**Material for the task**
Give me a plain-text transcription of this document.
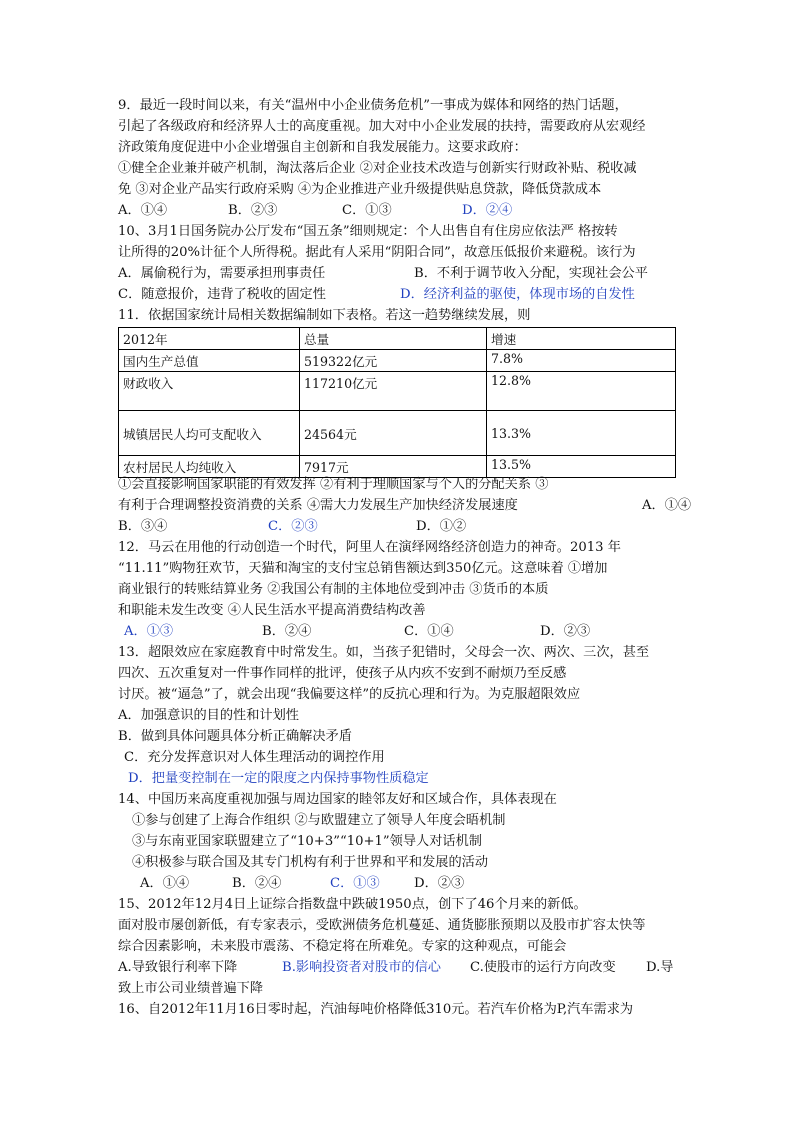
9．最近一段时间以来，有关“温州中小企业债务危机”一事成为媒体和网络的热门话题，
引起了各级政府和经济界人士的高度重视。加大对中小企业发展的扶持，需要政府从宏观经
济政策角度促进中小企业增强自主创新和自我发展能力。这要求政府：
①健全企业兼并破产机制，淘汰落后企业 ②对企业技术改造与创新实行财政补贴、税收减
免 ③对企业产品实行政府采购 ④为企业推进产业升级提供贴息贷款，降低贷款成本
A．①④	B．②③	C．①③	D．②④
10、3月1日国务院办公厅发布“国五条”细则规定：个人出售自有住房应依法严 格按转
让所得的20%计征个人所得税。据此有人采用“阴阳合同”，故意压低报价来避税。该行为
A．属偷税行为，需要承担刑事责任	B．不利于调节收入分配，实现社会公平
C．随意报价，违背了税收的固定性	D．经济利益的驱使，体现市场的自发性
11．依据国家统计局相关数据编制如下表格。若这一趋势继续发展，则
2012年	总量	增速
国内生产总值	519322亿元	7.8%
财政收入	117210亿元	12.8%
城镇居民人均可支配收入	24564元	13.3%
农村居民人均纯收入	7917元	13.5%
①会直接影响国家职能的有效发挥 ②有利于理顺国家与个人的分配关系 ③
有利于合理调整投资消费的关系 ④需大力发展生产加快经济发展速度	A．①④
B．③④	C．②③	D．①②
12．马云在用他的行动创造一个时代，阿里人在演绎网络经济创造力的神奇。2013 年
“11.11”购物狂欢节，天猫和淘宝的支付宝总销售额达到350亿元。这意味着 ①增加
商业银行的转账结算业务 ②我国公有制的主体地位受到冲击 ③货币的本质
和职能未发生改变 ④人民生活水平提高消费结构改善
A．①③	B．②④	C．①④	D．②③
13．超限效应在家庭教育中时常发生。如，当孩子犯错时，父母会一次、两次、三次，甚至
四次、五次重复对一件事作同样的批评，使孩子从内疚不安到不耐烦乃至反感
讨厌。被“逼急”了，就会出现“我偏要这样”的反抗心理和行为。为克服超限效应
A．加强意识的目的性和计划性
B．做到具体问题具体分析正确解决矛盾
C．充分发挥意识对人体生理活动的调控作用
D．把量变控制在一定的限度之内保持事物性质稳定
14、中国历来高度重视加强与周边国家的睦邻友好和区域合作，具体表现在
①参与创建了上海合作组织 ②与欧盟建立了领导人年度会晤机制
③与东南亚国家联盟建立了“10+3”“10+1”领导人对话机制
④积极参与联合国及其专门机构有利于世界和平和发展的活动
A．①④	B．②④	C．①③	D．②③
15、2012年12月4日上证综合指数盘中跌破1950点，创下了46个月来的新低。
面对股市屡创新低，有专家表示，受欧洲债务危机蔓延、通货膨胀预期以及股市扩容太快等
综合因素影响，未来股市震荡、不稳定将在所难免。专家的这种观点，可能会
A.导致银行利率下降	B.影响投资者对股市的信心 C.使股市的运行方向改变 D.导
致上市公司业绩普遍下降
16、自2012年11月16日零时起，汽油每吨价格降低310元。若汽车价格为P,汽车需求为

**Exercise goal**
Word for word, quote the full listing, omitting every picture.

**Solution to the exercise**
Give me a plain-text transcription of this document.
9．最近一段时间以来，有关“温州中小企业债务危机”一事成为媒体和网络的热门话题，
引起了各级政府和经济界人士的高度重视。加大对中小企业发展的扶持，需要政府从宏观经
济政策角度促进中小企业增强自主创新和自我发展能力。这要求政府：
①健全企业兼并破产机制，淘汰落后企业 ②对企业技术改造与创新实行财政补贴、税收减
免 ③对企业产品实行政府采购 ④为企业推进产业升级提供贴息贷款，降低贷款成本
A．①④	B．②③	C．①③	D．②④
10、3月1日国务院办公厅发布“国五条”细则规定：个人出售自有住房应依法严 格按转
让所得的20%计征个人所得税。据此有人采用“阴阳合同”，故意压低报价来避税。该行为
A．属偷税行为，需要承担刑事责任	B．不利于调节收入分配，实现社会公平
C．随意报价，违背了税收的固定性	D．经济利益的驱使，体现市场的自发性
11．依据国家统计局相关数据编制如下表格。若这一趋势继续发展，则
2012年	总量	增速
国内生产总值	519322亿元	7.8%
财政收入	117210亿元	12.8%
城镇居民人均可支配收入	24564元	13.3%
农村居民人均纯收入	7917元	13.5%
①会直接影响国家职能的有效发挥 ②有利于理顺国家与个人的分配关系 ③
有利于合理调整投资消费的关系 ④需大力发展生产加快经济发展速度	A．①④
B．③④	C．②③	D．①②
12．马云在用他的行动创造一个时代，阿里人在演绎网络经济创造力的神奇。2013 年
“11.11”购物狂欢节，天猫和淘宝的支付宝总销售额达到350亿元。这意味着 ①增加
商业银行的转账结算业务 ②我国公有制的主体地位受到冲击 ③货币的本质
和职能未发生改变 ④人民生活水平提高消费结构改善
A．①③	B．②④	C．①④	D．②③
13．超限效应在家庭教育中时常发生。如，当孩子犯错时，父母会一次、两次、三次，甚至
四次、五次重复对一件事作同样的批评，使孩子从内疚不安到不耐烦乃至反感
讨厌。被“逼急”了，就会出现“我偏要这样”的反抗心理和行为。为克服超限效应
A．加强意识的目的性和计划性
B．做到具体问题具体分析正确解决矛盾
C．充分发挥意识对人体生理活动的调控作用
D．把量变控制在一定的限度之内保持事物性质稳定
14、中国历来高度重视加强与周边国家的睦邻友好和区域合作，具体表现在
①参与创建了上海合作组织 ②与欧盟建立了领导人年度会晤机制
③与东南亚国家联盟建立了“10+3”“10+1”领导人对话机制
④积极参与联合国及其专门机构有利于世界和平和发展的活动
A．①④	B．②④	C．①③	D．②③
15、2012年12月4日上证综合指数盘中跌破1950点，创下了46个月来的新低。
面对股市屡创新低，有专家表示，受欧洲债务危机蔓延、通货膨胀预期以及股市扩容太快等
综合因素影响，未来股市震荡、不稳定将在所难免。专家的这种观点，可能会
A.导致银行利率下降	B.影响投资者对股市的信心 C.使股市的运行方向改变 D.导
致上市公司业绩普遍下降
16、自2012年11月16日零时起，汽油每吨价格降低310元。若汽车价格为P,汽车需求为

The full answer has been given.